------ Information shown

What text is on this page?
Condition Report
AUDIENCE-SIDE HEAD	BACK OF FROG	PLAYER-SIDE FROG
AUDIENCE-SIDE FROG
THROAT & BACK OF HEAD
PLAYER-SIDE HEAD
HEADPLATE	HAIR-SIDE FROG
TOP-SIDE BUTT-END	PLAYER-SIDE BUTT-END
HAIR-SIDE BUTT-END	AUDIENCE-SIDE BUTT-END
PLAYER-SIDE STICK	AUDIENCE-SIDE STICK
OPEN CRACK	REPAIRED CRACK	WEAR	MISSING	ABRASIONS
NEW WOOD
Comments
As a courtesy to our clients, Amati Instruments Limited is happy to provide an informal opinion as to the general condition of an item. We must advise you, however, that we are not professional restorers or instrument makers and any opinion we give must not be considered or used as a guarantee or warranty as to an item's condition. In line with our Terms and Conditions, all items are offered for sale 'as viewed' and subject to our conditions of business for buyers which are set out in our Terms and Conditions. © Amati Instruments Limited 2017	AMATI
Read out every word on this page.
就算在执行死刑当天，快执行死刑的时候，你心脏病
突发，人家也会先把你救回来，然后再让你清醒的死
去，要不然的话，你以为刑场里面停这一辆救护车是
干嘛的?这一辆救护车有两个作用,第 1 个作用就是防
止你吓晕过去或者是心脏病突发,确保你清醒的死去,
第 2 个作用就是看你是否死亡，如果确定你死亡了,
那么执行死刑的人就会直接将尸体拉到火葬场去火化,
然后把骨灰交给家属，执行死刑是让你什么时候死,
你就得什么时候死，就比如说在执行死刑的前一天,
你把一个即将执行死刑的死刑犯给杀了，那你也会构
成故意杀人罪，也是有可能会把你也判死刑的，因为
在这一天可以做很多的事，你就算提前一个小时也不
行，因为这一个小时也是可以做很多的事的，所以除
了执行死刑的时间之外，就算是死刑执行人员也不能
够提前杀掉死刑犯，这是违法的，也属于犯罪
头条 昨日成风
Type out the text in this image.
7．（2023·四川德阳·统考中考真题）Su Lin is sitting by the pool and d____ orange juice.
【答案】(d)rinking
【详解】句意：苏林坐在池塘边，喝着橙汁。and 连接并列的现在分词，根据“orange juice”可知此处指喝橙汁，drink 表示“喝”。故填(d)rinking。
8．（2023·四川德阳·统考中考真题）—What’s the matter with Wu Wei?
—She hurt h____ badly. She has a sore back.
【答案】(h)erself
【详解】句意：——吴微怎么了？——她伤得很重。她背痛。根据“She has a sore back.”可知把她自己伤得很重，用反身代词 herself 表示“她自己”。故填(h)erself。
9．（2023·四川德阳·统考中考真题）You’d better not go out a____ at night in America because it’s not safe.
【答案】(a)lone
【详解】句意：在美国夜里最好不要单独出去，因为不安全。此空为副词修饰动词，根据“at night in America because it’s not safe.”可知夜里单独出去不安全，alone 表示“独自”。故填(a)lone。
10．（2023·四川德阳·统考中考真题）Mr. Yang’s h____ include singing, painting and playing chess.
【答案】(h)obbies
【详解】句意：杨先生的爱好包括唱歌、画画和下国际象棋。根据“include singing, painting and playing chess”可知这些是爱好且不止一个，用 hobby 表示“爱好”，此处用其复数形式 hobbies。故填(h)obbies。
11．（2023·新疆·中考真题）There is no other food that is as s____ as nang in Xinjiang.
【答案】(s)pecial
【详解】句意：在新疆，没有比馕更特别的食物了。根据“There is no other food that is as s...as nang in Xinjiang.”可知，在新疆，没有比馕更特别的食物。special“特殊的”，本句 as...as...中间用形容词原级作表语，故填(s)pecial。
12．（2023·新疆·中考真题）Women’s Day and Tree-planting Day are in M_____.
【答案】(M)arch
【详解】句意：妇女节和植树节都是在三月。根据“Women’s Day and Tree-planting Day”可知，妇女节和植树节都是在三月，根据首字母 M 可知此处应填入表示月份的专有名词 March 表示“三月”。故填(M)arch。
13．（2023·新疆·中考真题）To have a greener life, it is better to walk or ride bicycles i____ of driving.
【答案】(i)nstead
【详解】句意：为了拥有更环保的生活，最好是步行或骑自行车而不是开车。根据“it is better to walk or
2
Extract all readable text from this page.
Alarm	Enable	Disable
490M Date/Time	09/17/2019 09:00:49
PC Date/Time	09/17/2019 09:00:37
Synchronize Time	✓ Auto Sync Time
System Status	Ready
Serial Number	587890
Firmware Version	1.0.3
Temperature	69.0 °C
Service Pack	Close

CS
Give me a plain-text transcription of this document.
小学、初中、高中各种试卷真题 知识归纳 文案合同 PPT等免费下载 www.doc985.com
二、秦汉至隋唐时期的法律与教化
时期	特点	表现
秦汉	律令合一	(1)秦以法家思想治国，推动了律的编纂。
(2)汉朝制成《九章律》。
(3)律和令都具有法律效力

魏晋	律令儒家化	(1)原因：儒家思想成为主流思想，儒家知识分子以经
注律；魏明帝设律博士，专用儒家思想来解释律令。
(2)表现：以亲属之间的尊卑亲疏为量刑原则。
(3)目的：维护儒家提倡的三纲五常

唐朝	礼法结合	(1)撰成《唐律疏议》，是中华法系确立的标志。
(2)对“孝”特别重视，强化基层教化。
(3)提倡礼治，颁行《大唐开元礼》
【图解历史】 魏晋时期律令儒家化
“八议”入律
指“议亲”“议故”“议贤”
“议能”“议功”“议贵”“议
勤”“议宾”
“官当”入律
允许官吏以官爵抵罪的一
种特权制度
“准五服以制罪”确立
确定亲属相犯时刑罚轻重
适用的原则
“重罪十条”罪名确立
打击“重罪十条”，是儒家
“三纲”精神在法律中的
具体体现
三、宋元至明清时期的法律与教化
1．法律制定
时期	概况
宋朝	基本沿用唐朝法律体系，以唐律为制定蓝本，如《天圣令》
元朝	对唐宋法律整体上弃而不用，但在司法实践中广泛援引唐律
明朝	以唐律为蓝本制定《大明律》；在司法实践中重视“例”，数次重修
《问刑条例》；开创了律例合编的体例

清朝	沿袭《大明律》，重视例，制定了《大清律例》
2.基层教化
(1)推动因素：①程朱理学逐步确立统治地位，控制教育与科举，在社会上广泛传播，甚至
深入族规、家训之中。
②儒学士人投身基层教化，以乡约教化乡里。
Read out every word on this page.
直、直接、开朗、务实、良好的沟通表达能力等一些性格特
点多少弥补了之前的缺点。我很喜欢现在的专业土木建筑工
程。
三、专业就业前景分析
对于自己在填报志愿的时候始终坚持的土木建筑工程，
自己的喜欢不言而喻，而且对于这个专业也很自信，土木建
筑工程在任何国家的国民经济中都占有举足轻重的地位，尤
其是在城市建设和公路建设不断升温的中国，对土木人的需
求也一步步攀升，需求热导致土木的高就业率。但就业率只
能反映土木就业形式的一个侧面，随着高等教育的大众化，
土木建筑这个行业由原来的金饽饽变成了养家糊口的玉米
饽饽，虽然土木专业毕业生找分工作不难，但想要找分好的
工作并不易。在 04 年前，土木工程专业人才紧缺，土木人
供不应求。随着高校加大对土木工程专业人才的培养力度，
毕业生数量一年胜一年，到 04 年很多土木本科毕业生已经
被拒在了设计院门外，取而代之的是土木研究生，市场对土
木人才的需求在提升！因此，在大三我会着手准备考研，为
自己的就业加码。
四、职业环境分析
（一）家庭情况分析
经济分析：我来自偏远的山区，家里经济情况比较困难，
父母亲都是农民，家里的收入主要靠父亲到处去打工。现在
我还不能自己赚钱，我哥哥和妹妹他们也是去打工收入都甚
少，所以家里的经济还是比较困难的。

------------

Go back to the listing above and please repeat it exactly.

-- Output --
What text is on this page?
Condition Report
AUDIENCE-SIDE HEAD	BACK OF FROG	PLAYER-SIDE FROG
AUDIENCE-SIDE FROG
THROAT & BACK OF HEAD
PLAYER-SIDE HEAD
HEADPLATE	HAIR-SIDE FROG
TOP-SIDE BUTT-END	PLAYER-SIDE BUTT-END
HAIR-SIDE BUTT-END	AUDIENCE-SIDE BUTT-END
PLAYER-SIDE STICK	AUDIENCE-SIDE STICK
OPEN CRACK	REPAIRED CRACK	WEAR	MISSING	ABRASIONS
NEW WOOD
Comments
As a courtesy to our clients, Amati Instruments Limited is happy to provide an informal opinion as to the general condition of an item. We must advise you, however, that we are not professional restorers or instrument makers and any opinion we give must not be considered or used as a guarantee or warranty as to an item's condition. In line with our Terms and Conditions, all items are offered for sale 'as viewed' and subject to our conditions of business for buyers which are set out in our Terms and Conditions. © Amati Instruments Limited 2017	AMATI
Read out every word on this page.
就算在执行死刑当天，快执行死刑的时候，你心脏病
突发，人家也会先把你救回来，然后再让你清醒的死
去，要不然的话，你以为刑场里面停这一辆救护车是
干嘛的?这一辆救护车有两个作用,第 1 个作用就是防
止你吓晕过去或者是心脏病突发,确保你清醒的死去,
第 2 个作用就是看你是否死亡，如果确定你死亡了,
那么执行死刑的人就会直接将尸体拉到火葬场去火化,
然后把骨灰交给家属，执行死刑是让你什么时候死,
你就得什么时候死，就比如说在执行死刑的前一天,
你把一个即将执行死刑的死刑犯给杀了，那你也会构
成故意杀人罪，也是有可能会把你也判死刑的，因为
在这一天可以做很多的事，你就算提前一个小时也不
行，因为这一个小时也是可以做很多的事的，所以除
了执行死刑的时间之外，就算是死刑执行人员也不能
够提前杀掉死刑犯，这是违法的，也属于犯罪
头条 昨日成风
Type out the text in this image.
7．（2023·四川德阳·统考中考真题）Su Lin is sitting by the pool and d____ orange juice.
【答案】(d)rinking
【详解】句意：苏林坐在池塘边，喝着橙汁。and 连接并列的现在分词，根据“orange juice”可知此处指喝橙汁，drink 表示“喝”。故填(d)rinking。
8．（2023·四川德阳·统考中考真题）—What’s the matter with Wu Wei?
—She hurt h____ badly. She has a sore back.
【答案】(h)erself
【详解】句意：——吴微怎么了？——她伤得很重。她背痛。根据“She has a sore back.”可知把她自己伤得很重，用反身代词 herself 表示“她自己”。故填(h)erself。
9．（2023·四川德阳·统考中考真题）You’d better not go out a____ at night in America because it’s not safe.
【答案】(a)lone
【详解】句意：在美国夜里最好不要单独出去，因为不安全。此空为副词修饰动词，根据“at night in America because it’s not safe.”可知夜里单独出去不安全，alone 表示“独自”。故填(a)lone。
10．（2023·四川德阳·统考中考真题）Mr. Yang’s h____ include singing, painting and playing chess.
【答案】(h)obbies
【详解】句意：杨先生的爱好包括唱歌、画画和下国际象棋。根据“include singing, painting and playing chess”可知这些是爱好且不止一个，用 hobby 表示“爱好”，此处用其复数形式 hobbies。故填(h)obbies。
11．（2023·新疆·中考真题）There is no other food that is as s____ as nang in Xinjiang.
【答案】(s)pecial
【详解】句意：在新疆，没有比馕更特别的食物了。根据“There is no other food that is as s...as nang in Xinjiang.”可知，在新疆，没有比馕更特别的食物。special“特殊的”，本句 as...as...中间用形容词原级作表语，故填(s)pecial。
12．（2023·新疆·中考真题）Women’s Day and Tree-planting Day are in M_____.
【答案】(M)arch
【详解】句意：妇女节和植树节都是在三月。根据“Women’s Day and Tree-planting Day”可知，妇女节和植树节都是在三月，根据首字母 M 可知此处应填入表示月份的专有名词 March 表示“三月”。故填(M)arch。
13．（2023·新疆·中考真题）To have a greener life, it is better to walk or ride bicycles i____ of driving.
【答案】(i)nstead
【详解】句意：为了拥有更环保的生活，最好是步行或骑自行车而不是开车。根据“it is better to walk or
2
Extract all readable text from this page.
Alarm	Enable	Disable
490M Date/Time	09/17/2019 09:00:49
PC Date/Time	09/17/2019 09:00:37
Synchronize Time	✓ Auto Sync Time
System Status	Ready
Serial Number	587890
Firmware Version	1.0.3
Temperature	69.0 °C
Service Pack	Close

CS
Give me a plain-text transcription of this document.
小学、初中、高中各种试卷真题 知识归纳 文案合同 PPT等免费下载 www.doc985.com
二、秦汉至隋唐时期的法律与教化
时期	特点	表现
秦汉	律令合一	(1)秦以法家思想治国，推动了律的编纂。
(2)汉朝制成《九章律》。
(3)律和令都具有法律效力

魏晋	律令儒家化	(1)原因：儒家思想成为主流思想，儒家知识分子以经
注律；魏明帝设律博士，专用儒家思想来解释律令。
(2)表现：以亲属之间的尊卑亲疏为量刑原则。
(3)目的：维护儒家提倡的三纲五常

唐朝	礼法结合	(1)撰成《唐律疏议》，是中华法系确立的标志。
(2)对“孝”特别重视，强化基层教化。
(3)提倡礼治，颁行《大唐开元礼》
【图解历史】 魏晋时期律令儒家化
“八议”入律
指“议亲”“议故”“议贤”
“议能”“议功”“议贵”“议
勤”“议宾”
“官当”入律
允许官吏以官爵抵罪的一
种特权制度
“准五服以制罪”确立
确定亲属相犯时刑罚轻重
适用的原则
“重罪十条”罪名确立
打击“重罪十条”，是儒家
“三纲”精神在法律中的
具体体现
三、宋元至明清时期的法律与教化
1．法律制定
时期	概况
宋朝	基本沿用唐朝法律体系，以唐律为制定蓝本，如《天圣令》
元朝	对唐宋法律整体上弃而不用，但在司法实践中广泛援引唐律
明朝	以唐律为蓝本制定《大明律》；在司法实践中重视“例”，数次重修
《问刑条例》；开创了律例合编的体例

清朝	沿袭《大明律》，重视例，制定了《大清律例》
2.基层教化
(1)推动因素：①程朱理学逐步确立统治地位，控制教育与科举，在社会上广泛传播，甚至
深入族规、家训之中。
②儒学士人投身基层教化，以乡约教化乡里。
Read out every word on this page.
直、直接、开朗、务实、良好的沟通表达能力等一些性格特
点多少弥补了之前的缺点。我很喜欢现在的专业土木建筑工
程。
三、专业就业前景分析
对于自己在填报志愿的时候始终坚持的土木建筑工程，
自己的喜欢不言而喻，而且对于这个专业也很自信，土木建
筑工程在任何国家的国民经济中都占有举足轻重的地位，尤
其是在城市建设和公路建设不断升温的中国，对土木人的需
求也一步步攀升，需求热导致土木的高就业率。但就业率只
能反映土木就业形式的一个侧面，随着高等教育的大众化，
土木建筑这个行业由原来的金饽饽变成了养家糊口的玉米
饽饽，虽然土木专业毕业生找分工作不难，但想要找分好的
工作并不易。在 04 年前，土木工程专业人才紧缺，土木人
供不应求。随着高校加大对土木工程专业人才的培养力度，
毕业生数量一年胜一年，到 04 年很多土木本科毕业生已经
被拒在了设计院门外，取而代之的是土木研究生，市场对土
木人才的需求在提升！因此，在大三我会着手准备考研，为
自己的就业加码。
四、职业环境分析
（一）家庭情况分析
经济分析：我来自偏远的山区，家里经济情况比较困难，
父母亲都是农民，家里的收入主要靠父亲到处去打工。现在
我还不能自己赚钱，我哥哥和妹妹他们也是去打工收入都甚
少，所以家里的经济还是比较困难的。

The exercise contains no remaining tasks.